Task input:

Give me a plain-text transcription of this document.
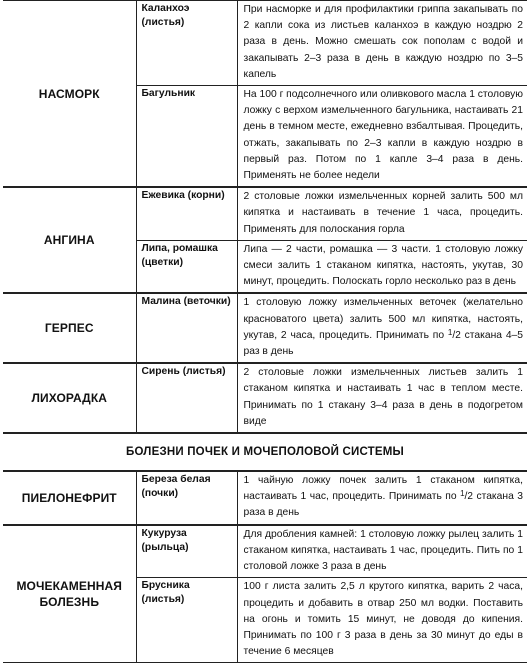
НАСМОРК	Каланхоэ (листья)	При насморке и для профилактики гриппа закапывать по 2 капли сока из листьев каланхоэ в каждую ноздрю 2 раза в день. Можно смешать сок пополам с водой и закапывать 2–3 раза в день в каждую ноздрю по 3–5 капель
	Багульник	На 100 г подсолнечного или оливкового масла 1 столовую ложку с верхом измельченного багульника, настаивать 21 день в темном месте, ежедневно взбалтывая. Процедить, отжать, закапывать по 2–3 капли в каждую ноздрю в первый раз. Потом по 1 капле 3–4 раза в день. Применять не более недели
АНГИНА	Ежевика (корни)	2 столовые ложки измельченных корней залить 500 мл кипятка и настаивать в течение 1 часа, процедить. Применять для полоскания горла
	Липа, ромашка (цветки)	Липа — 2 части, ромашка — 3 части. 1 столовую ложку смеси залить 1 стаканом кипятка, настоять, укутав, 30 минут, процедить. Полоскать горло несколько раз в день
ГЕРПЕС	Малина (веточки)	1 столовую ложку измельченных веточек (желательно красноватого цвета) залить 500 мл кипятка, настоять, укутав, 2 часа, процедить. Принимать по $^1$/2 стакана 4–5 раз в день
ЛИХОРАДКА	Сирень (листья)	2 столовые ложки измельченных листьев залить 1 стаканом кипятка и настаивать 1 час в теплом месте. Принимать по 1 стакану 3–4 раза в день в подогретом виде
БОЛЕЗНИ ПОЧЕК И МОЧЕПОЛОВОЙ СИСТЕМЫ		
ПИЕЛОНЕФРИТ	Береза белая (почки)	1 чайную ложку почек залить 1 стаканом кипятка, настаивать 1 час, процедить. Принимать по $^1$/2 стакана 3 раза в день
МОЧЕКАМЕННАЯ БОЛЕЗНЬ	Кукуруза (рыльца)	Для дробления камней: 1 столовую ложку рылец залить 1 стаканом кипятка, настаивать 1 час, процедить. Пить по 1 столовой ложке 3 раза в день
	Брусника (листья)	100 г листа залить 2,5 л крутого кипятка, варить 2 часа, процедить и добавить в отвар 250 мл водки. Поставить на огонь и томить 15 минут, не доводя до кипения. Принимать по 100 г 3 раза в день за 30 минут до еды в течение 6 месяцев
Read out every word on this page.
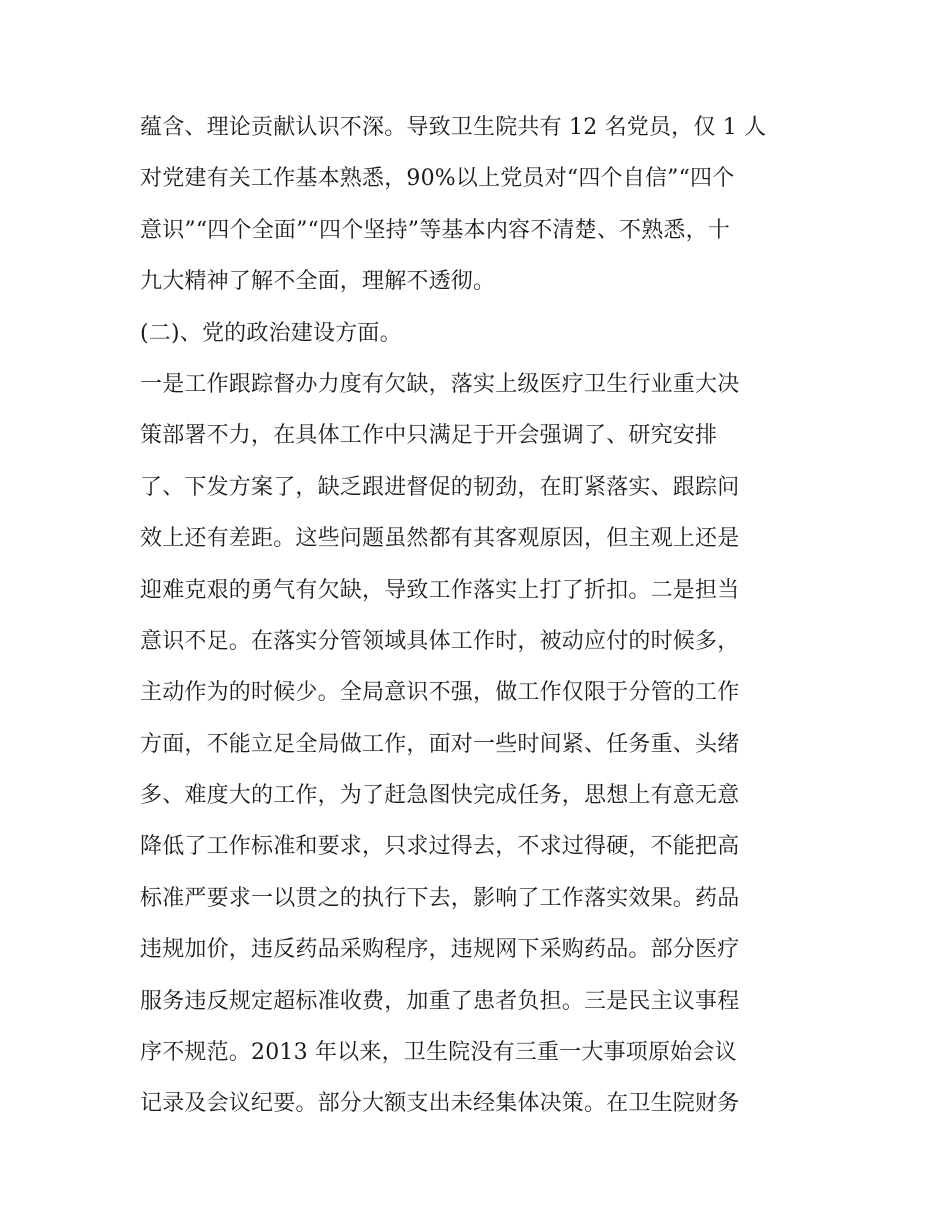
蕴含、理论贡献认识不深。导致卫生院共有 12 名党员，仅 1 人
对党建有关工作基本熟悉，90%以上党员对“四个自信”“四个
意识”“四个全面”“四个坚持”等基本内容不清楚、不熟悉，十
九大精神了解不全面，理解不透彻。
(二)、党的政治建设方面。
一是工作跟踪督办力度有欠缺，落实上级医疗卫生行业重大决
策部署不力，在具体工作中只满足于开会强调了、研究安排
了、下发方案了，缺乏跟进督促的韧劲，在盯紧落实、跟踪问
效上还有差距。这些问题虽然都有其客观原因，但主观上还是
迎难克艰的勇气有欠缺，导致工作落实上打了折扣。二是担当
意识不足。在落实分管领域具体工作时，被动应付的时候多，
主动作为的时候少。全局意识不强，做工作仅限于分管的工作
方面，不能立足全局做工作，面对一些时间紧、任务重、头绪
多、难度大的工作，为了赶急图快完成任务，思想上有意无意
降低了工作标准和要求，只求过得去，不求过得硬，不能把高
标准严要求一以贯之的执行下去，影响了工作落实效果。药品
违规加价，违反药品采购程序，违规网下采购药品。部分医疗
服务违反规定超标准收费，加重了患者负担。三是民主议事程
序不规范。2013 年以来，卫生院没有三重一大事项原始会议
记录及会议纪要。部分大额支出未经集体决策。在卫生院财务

Task statement: Extract each line from the listing that holds the word "this".

Completed exercise:
Give me a plain-text transcription of this document.
Read out every word on this page.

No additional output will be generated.